Stated goal >>
Locate each line below that includes "offenbaret" and reproduce it.

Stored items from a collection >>
☆ ☆ ☆ ☆ ☆
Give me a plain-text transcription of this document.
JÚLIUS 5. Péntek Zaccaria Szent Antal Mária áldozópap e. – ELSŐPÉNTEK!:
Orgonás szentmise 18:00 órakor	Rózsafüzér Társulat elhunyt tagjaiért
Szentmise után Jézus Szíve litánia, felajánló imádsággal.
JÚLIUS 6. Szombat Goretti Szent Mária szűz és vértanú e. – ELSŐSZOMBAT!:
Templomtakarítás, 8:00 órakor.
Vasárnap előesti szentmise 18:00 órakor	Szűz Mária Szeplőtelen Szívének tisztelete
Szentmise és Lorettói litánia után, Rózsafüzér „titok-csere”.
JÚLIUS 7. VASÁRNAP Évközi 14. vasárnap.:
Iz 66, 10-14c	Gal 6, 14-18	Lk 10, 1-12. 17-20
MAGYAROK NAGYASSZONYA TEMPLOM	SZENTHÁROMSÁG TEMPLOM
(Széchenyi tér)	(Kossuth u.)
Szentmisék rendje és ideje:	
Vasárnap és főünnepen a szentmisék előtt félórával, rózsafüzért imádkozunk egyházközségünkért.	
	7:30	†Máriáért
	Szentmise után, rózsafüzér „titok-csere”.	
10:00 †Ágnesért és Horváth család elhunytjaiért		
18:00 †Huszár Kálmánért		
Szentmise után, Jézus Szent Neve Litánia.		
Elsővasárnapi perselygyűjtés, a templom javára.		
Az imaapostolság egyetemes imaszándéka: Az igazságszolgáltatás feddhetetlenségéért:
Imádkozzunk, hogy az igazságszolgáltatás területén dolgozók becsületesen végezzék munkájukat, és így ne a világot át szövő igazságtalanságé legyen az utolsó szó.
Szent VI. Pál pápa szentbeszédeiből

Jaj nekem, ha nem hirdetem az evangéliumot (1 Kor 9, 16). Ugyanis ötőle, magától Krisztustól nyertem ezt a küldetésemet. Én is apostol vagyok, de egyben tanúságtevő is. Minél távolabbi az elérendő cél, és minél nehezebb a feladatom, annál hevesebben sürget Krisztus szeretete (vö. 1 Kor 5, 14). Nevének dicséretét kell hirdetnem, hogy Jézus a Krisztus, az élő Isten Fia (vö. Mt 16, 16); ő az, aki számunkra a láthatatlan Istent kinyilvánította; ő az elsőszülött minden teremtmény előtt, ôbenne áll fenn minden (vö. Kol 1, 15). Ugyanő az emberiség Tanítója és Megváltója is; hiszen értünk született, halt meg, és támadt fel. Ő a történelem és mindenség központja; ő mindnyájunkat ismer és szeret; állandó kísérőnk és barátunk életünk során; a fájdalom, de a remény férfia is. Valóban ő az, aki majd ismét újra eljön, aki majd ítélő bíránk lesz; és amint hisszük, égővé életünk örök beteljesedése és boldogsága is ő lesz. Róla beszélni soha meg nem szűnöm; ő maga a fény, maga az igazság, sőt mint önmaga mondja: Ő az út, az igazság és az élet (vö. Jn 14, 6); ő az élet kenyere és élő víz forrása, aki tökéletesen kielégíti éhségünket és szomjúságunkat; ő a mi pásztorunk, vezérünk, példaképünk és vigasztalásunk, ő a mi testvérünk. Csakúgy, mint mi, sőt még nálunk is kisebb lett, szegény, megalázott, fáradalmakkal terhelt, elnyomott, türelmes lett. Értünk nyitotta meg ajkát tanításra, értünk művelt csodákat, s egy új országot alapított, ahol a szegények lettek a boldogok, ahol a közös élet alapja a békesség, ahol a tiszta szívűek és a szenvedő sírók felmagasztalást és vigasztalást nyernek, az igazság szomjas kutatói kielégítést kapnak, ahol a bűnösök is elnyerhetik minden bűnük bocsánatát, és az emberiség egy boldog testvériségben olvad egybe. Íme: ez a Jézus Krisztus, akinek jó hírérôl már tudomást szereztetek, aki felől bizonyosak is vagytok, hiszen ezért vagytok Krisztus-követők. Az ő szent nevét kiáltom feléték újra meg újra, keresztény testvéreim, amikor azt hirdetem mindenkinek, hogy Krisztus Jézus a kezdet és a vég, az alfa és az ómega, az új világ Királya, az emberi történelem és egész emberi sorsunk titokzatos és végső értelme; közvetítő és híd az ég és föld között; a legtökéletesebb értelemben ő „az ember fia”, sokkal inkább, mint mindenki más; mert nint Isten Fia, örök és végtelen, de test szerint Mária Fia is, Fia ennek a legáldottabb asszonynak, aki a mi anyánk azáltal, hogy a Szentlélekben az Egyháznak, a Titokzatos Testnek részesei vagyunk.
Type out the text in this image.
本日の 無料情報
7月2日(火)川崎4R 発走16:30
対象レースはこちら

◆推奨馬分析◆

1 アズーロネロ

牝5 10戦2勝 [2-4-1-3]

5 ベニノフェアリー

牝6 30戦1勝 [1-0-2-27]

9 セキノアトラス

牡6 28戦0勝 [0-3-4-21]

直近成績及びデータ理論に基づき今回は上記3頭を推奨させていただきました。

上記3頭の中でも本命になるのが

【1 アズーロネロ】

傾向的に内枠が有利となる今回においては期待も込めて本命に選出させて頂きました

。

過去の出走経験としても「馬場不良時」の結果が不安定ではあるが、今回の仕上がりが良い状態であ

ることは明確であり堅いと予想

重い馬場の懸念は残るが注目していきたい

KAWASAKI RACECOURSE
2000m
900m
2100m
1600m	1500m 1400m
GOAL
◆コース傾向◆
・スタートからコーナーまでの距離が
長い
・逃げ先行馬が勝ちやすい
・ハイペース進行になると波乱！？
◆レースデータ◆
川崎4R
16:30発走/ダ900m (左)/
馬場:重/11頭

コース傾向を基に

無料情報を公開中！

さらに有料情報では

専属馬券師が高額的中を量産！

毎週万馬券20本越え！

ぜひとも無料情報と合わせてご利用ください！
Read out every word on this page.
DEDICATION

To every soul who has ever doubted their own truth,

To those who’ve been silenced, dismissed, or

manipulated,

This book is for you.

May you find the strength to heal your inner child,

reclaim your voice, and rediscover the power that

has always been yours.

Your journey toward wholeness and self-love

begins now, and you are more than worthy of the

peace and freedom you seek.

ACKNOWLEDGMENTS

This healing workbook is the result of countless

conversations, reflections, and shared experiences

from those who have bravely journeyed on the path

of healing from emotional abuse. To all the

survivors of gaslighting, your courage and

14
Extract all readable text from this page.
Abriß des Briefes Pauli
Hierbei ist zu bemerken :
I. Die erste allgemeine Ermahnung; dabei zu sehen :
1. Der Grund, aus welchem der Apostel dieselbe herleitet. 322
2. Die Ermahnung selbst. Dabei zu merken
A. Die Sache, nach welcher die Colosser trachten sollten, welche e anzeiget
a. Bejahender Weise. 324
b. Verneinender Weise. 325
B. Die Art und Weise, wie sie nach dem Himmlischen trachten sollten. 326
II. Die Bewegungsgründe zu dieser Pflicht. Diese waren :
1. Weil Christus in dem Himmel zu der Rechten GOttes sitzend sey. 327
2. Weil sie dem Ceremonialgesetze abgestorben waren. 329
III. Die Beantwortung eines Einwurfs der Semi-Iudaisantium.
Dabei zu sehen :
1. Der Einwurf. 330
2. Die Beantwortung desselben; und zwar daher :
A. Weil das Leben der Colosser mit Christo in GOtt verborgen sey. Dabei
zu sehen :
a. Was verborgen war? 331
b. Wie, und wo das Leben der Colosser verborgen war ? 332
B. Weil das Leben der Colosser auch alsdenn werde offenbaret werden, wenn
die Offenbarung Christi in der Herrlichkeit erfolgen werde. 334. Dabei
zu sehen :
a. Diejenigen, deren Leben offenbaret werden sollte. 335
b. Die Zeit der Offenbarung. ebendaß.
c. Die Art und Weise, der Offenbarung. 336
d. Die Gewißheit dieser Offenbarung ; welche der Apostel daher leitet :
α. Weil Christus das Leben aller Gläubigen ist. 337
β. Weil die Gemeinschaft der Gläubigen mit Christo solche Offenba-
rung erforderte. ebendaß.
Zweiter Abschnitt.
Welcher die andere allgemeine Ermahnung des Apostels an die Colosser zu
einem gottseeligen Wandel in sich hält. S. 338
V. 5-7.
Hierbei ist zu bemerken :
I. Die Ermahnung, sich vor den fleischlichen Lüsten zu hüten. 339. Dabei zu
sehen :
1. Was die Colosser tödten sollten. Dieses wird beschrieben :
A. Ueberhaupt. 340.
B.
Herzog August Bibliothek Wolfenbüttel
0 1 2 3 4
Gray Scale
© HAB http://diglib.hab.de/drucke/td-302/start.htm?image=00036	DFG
☆ ☆ ☆ ☆ ☆
Answer for this exercise >>
B. Weil das Leben der Colosser auch alsdenn werde offenbaret werden, wenn
a. Diejenigen, deren Leben offenbaret werden sollte. 335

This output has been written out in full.